◆ **Required work**: Copy every line of the data that contains the string "agent".

◆ **Input for this task**:
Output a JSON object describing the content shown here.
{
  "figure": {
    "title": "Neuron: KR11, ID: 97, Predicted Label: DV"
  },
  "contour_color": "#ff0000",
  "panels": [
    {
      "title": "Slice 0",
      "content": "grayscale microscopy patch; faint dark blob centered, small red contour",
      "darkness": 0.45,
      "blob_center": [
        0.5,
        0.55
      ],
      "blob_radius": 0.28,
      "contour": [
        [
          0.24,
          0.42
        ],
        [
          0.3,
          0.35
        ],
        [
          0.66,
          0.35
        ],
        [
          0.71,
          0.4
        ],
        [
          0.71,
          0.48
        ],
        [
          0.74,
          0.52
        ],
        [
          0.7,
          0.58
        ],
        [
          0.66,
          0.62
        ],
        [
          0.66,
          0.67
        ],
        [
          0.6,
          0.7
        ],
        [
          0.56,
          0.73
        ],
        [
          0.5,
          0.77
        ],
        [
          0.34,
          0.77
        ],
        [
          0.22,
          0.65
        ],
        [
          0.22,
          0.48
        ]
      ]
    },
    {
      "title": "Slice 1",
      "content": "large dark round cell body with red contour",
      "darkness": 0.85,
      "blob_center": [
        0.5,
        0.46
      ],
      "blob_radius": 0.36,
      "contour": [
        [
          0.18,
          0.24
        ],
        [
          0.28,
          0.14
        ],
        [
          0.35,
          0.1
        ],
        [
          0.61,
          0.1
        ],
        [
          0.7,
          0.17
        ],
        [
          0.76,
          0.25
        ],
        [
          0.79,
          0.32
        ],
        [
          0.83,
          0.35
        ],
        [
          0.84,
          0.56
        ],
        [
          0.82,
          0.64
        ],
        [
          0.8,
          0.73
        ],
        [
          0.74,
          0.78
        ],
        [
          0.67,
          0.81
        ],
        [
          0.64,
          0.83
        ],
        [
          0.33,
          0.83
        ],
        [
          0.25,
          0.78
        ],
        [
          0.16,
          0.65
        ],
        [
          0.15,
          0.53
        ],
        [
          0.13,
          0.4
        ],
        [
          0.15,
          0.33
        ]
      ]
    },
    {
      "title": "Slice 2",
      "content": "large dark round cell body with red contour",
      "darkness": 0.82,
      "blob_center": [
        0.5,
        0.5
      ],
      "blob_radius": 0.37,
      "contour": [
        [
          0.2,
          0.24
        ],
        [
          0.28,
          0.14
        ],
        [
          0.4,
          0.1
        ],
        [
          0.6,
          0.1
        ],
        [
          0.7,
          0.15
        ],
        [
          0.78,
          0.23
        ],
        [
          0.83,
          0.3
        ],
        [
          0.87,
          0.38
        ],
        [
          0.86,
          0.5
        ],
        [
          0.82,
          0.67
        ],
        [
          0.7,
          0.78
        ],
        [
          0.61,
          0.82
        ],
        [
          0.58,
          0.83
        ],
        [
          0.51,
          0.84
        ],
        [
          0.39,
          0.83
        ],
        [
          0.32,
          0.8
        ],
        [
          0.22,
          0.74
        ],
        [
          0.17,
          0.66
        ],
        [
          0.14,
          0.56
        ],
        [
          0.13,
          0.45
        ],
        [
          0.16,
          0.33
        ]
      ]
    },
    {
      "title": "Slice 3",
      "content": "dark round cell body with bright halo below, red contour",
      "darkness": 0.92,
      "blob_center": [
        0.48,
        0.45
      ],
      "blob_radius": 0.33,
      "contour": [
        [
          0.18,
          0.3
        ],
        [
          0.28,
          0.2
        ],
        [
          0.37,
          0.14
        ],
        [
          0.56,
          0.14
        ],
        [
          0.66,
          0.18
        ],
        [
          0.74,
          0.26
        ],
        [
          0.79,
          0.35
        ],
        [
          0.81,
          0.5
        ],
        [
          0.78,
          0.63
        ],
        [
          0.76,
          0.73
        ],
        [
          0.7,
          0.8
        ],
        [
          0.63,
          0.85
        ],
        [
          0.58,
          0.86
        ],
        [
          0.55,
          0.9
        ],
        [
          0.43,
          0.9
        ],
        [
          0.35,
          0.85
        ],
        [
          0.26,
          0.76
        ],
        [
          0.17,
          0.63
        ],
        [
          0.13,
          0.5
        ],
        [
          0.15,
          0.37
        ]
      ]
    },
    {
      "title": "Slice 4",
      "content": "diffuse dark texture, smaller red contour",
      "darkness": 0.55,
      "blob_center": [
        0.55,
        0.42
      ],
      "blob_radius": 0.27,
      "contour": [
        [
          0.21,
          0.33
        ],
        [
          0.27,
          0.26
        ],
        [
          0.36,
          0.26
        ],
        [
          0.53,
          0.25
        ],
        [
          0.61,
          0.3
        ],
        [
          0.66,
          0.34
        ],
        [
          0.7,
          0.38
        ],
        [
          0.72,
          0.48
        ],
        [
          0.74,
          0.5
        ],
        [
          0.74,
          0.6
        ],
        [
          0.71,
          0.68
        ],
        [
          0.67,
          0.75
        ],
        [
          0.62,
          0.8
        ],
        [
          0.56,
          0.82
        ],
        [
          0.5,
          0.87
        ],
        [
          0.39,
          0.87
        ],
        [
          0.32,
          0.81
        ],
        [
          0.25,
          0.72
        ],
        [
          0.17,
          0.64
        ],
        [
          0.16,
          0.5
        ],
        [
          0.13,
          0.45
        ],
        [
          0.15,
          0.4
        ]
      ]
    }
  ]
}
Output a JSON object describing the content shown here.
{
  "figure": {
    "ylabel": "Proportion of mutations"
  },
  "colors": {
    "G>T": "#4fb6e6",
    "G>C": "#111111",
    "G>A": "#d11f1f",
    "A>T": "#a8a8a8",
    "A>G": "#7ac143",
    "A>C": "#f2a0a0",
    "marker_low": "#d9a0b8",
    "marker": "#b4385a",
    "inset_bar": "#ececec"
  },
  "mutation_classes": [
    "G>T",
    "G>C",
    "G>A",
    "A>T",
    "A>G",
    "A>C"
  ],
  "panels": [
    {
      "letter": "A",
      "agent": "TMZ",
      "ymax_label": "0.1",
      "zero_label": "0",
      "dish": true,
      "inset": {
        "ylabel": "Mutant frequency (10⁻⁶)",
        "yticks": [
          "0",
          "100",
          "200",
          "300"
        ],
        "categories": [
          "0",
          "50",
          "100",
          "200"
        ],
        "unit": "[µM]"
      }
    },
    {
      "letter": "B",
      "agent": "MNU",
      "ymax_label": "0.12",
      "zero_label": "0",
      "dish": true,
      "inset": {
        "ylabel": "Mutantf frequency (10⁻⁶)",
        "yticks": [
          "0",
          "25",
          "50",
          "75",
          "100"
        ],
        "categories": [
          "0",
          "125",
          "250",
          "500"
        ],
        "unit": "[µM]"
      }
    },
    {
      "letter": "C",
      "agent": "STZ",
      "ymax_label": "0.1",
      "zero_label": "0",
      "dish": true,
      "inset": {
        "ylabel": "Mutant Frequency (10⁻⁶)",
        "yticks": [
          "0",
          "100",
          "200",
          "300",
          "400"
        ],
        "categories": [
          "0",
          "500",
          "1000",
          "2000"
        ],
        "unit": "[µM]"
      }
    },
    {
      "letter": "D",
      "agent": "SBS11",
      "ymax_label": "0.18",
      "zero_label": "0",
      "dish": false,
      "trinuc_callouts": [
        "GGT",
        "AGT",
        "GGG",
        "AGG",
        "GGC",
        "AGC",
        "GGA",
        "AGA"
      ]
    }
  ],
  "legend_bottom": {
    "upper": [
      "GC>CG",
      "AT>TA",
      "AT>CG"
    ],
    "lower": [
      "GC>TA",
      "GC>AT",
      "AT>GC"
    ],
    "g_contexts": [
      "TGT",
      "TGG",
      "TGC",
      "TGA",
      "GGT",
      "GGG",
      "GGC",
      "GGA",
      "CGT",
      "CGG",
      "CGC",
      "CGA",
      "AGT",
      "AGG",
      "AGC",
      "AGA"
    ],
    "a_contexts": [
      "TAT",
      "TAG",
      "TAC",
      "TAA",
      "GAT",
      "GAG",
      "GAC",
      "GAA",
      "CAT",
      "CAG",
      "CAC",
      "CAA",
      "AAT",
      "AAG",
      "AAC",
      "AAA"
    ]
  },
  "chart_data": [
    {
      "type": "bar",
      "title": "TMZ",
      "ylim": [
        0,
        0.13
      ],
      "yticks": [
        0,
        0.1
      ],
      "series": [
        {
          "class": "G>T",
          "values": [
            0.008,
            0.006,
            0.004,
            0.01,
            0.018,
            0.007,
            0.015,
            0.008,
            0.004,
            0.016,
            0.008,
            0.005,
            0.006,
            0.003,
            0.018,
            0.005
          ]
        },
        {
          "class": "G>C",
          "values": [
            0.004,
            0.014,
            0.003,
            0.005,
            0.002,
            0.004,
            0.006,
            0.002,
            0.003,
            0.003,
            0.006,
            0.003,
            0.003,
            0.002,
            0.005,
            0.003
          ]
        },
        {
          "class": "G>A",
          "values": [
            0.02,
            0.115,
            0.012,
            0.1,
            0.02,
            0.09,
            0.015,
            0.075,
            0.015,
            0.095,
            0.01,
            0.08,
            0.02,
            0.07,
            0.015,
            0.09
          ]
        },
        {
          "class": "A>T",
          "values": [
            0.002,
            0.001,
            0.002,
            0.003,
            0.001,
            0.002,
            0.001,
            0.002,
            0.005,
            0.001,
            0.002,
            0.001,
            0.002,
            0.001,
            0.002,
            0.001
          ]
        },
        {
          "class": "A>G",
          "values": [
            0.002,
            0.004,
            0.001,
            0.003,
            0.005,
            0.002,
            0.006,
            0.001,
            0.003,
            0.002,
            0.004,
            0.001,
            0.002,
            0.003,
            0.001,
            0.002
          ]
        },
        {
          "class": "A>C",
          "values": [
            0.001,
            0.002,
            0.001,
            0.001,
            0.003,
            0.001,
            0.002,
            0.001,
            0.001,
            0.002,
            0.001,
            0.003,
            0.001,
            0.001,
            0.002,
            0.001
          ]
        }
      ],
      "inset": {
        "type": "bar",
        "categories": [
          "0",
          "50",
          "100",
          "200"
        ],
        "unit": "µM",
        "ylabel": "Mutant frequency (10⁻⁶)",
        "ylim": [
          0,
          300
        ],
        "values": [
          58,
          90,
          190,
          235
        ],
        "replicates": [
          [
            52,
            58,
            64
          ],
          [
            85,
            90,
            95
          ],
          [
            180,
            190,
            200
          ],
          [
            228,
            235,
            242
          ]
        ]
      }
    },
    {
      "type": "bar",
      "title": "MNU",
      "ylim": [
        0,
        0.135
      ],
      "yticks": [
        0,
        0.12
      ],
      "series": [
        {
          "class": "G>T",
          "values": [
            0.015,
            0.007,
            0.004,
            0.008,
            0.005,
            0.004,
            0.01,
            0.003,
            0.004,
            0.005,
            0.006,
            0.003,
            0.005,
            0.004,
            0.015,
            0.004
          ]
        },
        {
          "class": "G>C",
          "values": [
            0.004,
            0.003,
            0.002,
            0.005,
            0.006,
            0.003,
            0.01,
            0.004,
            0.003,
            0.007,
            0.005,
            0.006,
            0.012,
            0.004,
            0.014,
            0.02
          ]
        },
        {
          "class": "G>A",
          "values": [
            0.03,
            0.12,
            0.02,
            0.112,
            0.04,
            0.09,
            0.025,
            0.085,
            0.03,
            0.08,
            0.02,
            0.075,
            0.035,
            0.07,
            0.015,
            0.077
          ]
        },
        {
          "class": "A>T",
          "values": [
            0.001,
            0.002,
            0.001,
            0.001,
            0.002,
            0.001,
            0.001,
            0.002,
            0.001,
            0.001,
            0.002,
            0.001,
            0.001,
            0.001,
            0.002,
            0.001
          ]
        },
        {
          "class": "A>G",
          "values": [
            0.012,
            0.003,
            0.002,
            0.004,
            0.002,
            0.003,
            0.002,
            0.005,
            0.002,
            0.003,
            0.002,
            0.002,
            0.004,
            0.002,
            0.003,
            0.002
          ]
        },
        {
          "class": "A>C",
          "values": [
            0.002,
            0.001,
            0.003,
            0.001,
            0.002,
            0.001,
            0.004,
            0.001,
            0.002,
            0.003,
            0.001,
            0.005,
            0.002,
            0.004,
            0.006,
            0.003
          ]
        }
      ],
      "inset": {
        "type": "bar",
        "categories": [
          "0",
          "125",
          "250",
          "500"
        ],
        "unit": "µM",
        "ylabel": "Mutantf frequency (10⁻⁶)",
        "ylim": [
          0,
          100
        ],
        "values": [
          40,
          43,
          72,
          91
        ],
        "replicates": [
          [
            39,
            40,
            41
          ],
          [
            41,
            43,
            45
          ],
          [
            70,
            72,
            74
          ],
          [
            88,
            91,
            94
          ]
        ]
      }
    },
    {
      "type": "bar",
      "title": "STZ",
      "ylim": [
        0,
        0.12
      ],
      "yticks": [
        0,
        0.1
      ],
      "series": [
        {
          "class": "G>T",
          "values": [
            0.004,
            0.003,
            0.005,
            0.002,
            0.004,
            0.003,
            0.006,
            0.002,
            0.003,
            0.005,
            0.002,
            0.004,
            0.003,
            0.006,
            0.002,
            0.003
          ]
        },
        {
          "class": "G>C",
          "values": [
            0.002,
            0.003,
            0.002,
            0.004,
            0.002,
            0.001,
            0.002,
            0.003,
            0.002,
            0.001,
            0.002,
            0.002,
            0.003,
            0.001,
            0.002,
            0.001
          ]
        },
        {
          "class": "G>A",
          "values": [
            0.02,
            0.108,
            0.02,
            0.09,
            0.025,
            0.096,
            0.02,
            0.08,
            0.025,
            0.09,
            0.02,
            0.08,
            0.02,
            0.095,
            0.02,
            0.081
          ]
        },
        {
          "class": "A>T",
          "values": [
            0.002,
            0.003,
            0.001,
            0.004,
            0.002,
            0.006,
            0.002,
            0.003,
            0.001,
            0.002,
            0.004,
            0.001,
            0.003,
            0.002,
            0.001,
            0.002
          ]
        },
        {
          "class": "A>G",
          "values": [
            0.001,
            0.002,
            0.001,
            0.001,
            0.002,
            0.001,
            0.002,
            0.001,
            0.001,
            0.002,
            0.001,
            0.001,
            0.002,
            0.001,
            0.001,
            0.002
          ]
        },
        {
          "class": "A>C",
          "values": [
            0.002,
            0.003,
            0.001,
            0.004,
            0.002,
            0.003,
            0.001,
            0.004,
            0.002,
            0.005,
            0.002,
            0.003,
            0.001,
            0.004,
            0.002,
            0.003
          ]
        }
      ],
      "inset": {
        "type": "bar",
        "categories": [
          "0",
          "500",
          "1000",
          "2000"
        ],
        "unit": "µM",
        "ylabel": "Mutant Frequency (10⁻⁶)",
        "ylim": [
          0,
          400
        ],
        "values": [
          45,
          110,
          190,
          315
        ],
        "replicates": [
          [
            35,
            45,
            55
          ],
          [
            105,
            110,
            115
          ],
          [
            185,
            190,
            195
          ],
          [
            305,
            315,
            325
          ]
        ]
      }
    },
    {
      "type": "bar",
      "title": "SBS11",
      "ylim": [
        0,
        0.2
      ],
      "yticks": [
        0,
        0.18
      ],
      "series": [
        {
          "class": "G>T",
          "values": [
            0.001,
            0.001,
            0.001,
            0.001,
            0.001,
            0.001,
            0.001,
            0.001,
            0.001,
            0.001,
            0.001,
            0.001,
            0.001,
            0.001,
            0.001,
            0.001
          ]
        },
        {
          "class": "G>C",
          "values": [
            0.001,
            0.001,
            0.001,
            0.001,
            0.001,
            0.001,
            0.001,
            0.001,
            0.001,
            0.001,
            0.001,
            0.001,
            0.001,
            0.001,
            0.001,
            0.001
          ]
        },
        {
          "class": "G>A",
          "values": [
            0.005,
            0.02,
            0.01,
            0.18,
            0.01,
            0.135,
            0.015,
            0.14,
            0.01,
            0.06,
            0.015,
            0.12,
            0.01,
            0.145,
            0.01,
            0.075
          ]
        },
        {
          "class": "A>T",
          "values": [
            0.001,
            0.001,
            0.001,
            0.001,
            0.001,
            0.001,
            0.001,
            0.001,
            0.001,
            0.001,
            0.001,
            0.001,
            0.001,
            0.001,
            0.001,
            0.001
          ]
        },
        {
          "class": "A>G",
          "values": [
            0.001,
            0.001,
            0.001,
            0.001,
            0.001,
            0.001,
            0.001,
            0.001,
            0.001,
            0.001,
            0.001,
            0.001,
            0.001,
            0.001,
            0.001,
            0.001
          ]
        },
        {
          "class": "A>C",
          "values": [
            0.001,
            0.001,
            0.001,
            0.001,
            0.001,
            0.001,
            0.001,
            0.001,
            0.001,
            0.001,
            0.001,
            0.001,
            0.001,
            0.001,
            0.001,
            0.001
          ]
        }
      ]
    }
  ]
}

◆ **Result below**:
      "agent": "TMZ",
      "agent": "MNU",
      "agent": "STZ",
      "agent": "SBS11",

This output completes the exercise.